[EXERCISE DIRECTIONS] Leave out the pictures and copy every record exactly.

(Items from a figure collection)
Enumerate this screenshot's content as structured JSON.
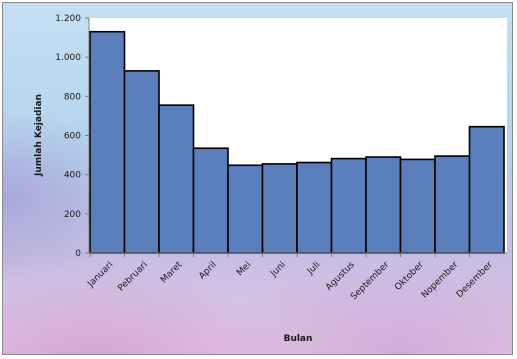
{
  "chart_data": {
    "type": "bar",
    "title": "",
    "xlabel": "Bulan",
    "ylabel": "Jumlah Kejadian",
    "categories": [
      "Januari",
      "Pebruari",
      "Maret",
      "April",
      "Mei",
      "Juni",
      "Juli",
      "Agustus",
      "September",
      "Oktober",
      "Nopember",
      "Desember"
    ],
    "values": [
      1130,
      930,
      755,
      535,
      448,
      455,
      462,
      482,
      490,
      478,
      495,
      645
    ],
    "ylim": [
      0,
      1200
    ],
    "yticks": [
      0,
      200,
      400,
      600,
      800,
      1000,
      1200
    ],
    "ytick_labels": [
      "0",
      "200",
      "400",
      "600",
      "800",
      "1.000",
      "1.200"
    ],
    "grid": false,
    "legend": "none",
    "colors": {
      "bar_fill": "#5b7fbd",
      "bar_stroke": "#000000",
      "plot_background": "#ffffff"
    }
  }
}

[CORRECT ANSWER]
Enumerate this screenshot's content as structured JSON.
{
  "chart_data": {
    "type": "bar",
    "title": "",
    "xlabel": "Bulan",
    "ylabel": "Jumlah Kejadian",
    "categories": [
      "Januari",
      "Pebruari",
      "Maret",
      "April",
      "Mei",
      "Juni",
      "Juli",
      "Agustus",
      "September",
      "Oktober",
      "Nopember",
      "Desember"
    ],
    "values": [
      1130,
      930,
      755,
      535,
      448,
      455,
      462,
      482,
      490,
      478,
      495,
      645
    ],
    "ylim": [
      0,
      1200
    ],
    "yticks": [
      0,
      200,
      400,
      600,
      800,
      1000,
      1200
    ],
    "ytick_labels": [
      "0",
      "200",
      "400",
      "600",
      "800",
      "1.000",
      "1.200"
    ],
    "grid": false,
    "legend": "none",
    "colors": {
      "bar_fill": "#5b7fbd",
      "bar_stroke": "#000000",
      "plot_background": "#ffffff"
    }
  }
}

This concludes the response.